• [Record extracts]:
··········
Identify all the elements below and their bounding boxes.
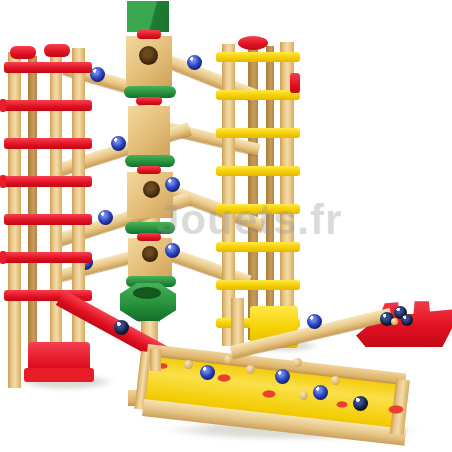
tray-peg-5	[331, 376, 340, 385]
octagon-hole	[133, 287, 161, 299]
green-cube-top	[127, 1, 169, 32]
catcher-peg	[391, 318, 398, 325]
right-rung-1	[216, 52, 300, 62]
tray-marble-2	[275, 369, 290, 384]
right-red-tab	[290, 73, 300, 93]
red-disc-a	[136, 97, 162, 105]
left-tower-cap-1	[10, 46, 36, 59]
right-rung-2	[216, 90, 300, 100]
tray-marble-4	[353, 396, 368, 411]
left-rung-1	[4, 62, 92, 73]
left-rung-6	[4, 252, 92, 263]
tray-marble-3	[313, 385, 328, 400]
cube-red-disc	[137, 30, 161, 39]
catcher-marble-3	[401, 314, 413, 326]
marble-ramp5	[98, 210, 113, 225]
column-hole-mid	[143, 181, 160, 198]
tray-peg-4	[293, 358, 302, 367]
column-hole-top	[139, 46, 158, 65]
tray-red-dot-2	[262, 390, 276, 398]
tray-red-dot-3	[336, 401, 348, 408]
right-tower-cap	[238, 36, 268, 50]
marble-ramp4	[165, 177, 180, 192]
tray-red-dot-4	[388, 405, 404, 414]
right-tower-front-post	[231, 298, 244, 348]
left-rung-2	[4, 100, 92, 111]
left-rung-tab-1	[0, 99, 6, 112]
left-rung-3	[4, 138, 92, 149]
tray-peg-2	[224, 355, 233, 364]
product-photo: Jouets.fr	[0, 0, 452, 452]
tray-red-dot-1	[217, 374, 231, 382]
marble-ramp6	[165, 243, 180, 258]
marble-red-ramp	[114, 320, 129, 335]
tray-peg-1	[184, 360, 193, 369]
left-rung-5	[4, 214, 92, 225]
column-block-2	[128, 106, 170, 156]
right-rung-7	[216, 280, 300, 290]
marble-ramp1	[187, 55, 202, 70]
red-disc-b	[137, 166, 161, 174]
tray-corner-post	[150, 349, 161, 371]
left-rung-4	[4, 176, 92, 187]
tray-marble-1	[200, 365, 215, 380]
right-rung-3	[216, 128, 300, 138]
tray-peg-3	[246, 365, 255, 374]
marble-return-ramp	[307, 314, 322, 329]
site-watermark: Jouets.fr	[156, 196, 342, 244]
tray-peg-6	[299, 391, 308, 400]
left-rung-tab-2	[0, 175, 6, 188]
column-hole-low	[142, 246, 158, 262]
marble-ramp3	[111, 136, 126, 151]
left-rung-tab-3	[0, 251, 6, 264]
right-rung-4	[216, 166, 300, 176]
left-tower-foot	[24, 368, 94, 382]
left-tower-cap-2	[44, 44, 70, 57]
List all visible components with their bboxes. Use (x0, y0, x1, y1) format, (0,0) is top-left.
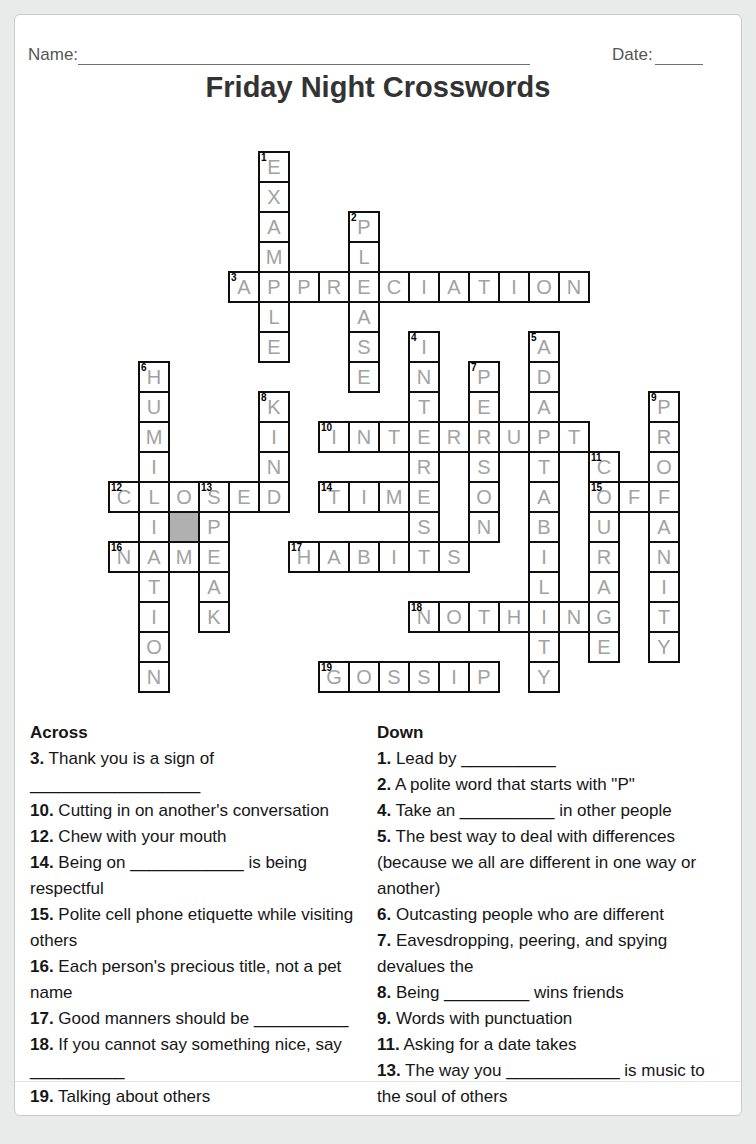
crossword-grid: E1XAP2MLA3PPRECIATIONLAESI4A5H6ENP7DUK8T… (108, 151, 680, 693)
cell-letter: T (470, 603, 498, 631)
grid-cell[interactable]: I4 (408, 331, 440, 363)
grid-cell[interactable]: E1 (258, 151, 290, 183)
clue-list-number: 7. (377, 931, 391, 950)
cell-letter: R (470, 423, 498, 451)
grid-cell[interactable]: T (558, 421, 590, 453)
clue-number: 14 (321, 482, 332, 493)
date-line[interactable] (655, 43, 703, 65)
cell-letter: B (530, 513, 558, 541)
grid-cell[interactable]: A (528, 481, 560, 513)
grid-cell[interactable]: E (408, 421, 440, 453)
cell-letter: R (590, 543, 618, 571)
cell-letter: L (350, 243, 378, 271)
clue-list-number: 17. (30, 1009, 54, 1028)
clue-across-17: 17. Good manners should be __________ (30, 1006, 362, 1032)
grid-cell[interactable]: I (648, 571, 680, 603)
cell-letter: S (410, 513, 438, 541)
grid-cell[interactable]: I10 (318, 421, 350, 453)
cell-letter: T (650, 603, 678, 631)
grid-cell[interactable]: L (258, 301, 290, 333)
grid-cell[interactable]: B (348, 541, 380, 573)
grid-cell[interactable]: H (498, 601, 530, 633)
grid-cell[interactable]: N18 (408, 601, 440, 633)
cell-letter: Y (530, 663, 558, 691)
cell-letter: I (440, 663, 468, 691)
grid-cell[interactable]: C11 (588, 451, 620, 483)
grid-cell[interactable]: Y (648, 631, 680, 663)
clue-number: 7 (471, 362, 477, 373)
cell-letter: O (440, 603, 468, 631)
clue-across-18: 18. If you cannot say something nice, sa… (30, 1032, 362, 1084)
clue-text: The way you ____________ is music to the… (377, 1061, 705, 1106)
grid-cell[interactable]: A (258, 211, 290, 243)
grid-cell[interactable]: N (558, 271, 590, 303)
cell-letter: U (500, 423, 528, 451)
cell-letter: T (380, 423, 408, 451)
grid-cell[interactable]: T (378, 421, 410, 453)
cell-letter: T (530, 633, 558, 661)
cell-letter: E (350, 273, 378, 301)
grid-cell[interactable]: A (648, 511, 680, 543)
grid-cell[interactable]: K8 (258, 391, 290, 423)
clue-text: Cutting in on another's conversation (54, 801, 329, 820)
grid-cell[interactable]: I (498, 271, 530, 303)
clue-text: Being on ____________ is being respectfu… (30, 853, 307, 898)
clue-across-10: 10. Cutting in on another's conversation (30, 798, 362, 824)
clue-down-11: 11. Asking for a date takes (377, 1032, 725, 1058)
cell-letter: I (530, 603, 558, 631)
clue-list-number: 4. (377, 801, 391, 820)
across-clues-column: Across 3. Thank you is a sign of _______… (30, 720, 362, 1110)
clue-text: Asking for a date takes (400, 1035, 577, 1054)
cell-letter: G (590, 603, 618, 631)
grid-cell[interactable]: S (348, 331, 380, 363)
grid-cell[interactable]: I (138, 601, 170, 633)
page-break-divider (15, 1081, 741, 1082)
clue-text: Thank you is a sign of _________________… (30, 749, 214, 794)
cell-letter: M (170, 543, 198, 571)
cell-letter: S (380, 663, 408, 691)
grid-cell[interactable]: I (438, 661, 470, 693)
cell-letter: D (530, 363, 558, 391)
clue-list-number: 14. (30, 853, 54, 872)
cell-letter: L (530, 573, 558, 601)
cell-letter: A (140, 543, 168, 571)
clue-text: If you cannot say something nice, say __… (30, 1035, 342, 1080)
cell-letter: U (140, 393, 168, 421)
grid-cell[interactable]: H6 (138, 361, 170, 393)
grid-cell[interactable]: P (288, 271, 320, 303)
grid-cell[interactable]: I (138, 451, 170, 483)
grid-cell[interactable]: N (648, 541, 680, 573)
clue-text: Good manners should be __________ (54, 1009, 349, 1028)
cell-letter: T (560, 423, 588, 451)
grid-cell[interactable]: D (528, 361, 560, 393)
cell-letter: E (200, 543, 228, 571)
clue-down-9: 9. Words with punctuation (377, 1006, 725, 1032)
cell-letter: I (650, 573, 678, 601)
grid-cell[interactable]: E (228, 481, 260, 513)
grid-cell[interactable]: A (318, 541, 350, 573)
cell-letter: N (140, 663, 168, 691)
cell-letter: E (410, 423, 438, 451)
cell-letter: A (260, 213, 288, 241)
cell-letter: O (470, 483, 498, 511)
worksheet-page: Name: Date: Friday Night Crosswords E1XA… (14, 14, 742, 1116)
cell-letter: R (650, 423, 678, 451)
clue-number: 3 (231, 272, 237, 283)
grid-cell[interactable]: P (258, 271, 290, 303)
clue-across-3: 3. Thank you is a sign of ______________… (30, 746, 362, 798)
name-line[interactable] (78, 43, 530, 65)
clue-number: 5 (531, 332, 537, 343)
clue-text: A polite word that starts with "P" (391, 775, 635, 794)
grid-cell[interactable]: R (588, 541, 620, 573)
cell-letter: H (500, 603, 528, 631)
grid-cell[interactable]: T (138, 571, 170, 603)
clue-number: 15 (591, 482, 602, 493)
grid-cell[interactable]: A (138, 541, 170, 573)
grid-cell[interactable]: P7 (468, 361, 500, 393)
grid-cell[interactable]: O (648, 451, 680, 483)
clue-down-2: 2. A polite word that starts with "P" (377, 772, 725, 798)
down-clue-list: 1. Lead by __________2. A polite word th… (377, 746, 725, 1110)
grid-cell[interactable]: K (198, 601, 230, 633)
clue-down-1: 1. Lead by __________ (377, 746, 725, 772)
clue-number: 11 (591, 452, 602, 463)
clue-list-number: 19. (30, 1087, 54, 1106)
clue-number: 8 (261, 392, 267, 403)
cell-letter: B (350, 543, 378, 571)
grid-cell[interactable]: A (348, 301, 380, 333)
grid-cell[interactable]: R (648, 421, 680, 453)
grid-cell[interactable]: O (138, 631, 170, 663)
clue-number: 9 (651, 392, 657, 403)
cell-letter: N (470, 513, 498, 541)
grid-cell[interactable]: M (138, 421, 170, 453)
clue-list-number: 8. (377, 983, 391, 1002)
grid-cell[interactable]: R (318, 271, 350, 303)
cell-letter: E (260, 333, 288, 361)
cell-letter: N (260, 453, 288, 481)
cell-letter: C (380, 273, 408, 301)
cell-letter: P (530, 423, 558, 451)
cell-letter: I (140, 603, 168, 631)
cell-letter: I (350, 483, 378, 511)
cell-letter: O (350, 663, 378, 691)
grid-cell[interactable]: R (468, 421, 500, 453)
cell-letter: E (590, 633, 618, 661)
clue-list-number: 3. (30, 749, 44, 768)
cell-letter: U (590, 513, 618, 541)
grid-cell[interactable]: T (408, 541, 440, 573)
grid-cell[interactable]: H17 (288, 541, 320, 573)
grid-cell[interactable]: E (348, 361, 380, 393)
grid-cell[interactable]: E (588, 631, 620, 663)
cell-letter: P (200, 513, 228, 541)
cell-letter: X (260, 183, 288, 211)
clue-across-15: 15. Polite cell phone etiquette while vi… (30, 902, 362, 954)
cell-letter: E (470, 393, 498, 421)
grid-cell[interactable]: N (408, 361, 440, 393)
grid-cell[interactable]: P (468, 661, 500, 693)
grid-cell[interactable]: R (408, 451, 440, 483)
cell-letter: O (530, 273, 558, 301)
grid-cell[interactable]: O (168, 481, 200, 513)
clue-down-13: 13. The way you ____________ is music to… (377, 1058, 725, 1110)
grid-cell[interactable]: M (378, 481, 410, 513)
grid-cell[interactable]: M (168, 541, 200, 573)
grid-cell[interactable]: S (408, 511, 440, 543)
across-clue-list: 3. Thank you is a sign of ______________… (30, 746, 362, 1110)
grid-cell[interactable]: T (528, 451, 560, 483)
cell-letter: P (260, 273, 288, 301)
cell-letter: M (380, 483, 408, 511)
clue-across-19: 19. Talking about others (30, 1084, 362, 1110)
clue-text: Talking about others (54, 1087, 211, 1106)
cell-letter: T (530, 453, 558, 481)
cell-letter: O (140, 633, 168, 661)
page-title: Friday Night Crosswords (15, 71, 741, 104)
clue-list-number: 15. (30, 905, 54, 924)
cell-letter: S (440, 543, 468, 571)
··········
• [Stated task]: Count the lines in the records that contain the string "manners", treating uppercase and lowercase letters as different. Give only the number.

• [Solution for this problem]: 2